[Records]
+++++

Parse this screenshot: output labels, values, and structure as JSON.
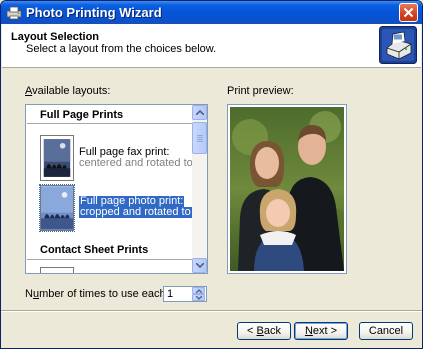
{
  "window": {
    "title": "Photo Printing Wizard",
    "icon": "photo-printing-wizard-icon"
  },
  "header": {
    "title": "Layout Selection",
    "subtitle": "Select a layout from the choices below.",
    "icon": "printer-icon"
  },
  "layouts": {
    "label_prefix": "",
    "label_mnemonic": "A",
    "label_rest": "vailable layouts:",
    "groups": [
      {
        "title": "Full Page Prints",
        "items": [
          {
            "line1": "Full page fax print:",
            "line2": "centered and rotated to fit",
            "selected": false
          },
          {
            "line1": "Full page photo print:",
            "line2": "cropped and rotated to fit",
            "selected": true
          }
        ]
      },
      {
        "title": "Contact Sheet Prints",
        "items": []
      }
    ]
  },
  "preview": {
    "label": "Print preview:"
  },
  "copies": {
    "label_prefix": "N",
    "label_mnemonic": "u",
    "label_rest": "mber of times to use each picture:",
    "value": "1"
  },
  "buttons": {
    "back_arrow": "< ",
    "back_mnemonic": "B",
    "back_rest": "ack",
    "next_mnemonic": "N",
    "next_rest": "ext >",
    "cancel": "Cancel"
  },
  "colors": {
    "accent": "#316ac5",
    "titlebar": "#0554d8",
    "dialog_bg": "#ece9d8"
  }
}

+++++

EXERCISE AIM -
Will you set down the records word for word while leaving out every picture?

ANSWER IN FULL -
Parse this screenshot: output labels, values, and structure as JSON.
{
  "window": {
    "title": "Photo Printing Wizard",
    "icon": "photo-printing-wizard-icon"
  },
  "header": {
    "title": "Layout Selection",
    "subtitle": "Select a layout from the choices below.",
    "icon": "printer-icon"
  },
  "layouts": {
    "label_prefix": "",
    "label_mnemonic": "A",
    "label_rest": "vailable layouts:",
    "groups": [
      {
        "title": "Full Page Prints",
        "items": [
          {
            "line1": "Full page fax print:",
            "line2": "centered and rotated to fit",
            "selected": false
          },
          {
            "line1": "Full page photo print:",
            "line2": "cropped and rotated to fit",
            "selected": true
          }
        ]
      },
      {
        "title": "Contact Sheet Prints",
        "items": []
      }
    ]
  },
  "preview": {
    "label": "Print preview:"
  },
  "copies": {
    "label_prefix": "N",
    "label_mnemonic": "u",
    "label_rest": "mber of times to use each picture:",
    "value": "1"
  },
  "buttons": {
    "back_arrow": "< ",
    "back_mnemonic": "B",
    "back_rest": "ack",
    "next_mnemonic": "N",
    "next_rest": "ext >",
    "cancel": "Cancel"
  },
  "colors": {
    "accent": "#316ac5",
    "titlebar": "#0554d8",
    "dialog_bg": "#ece9d8"
  }
}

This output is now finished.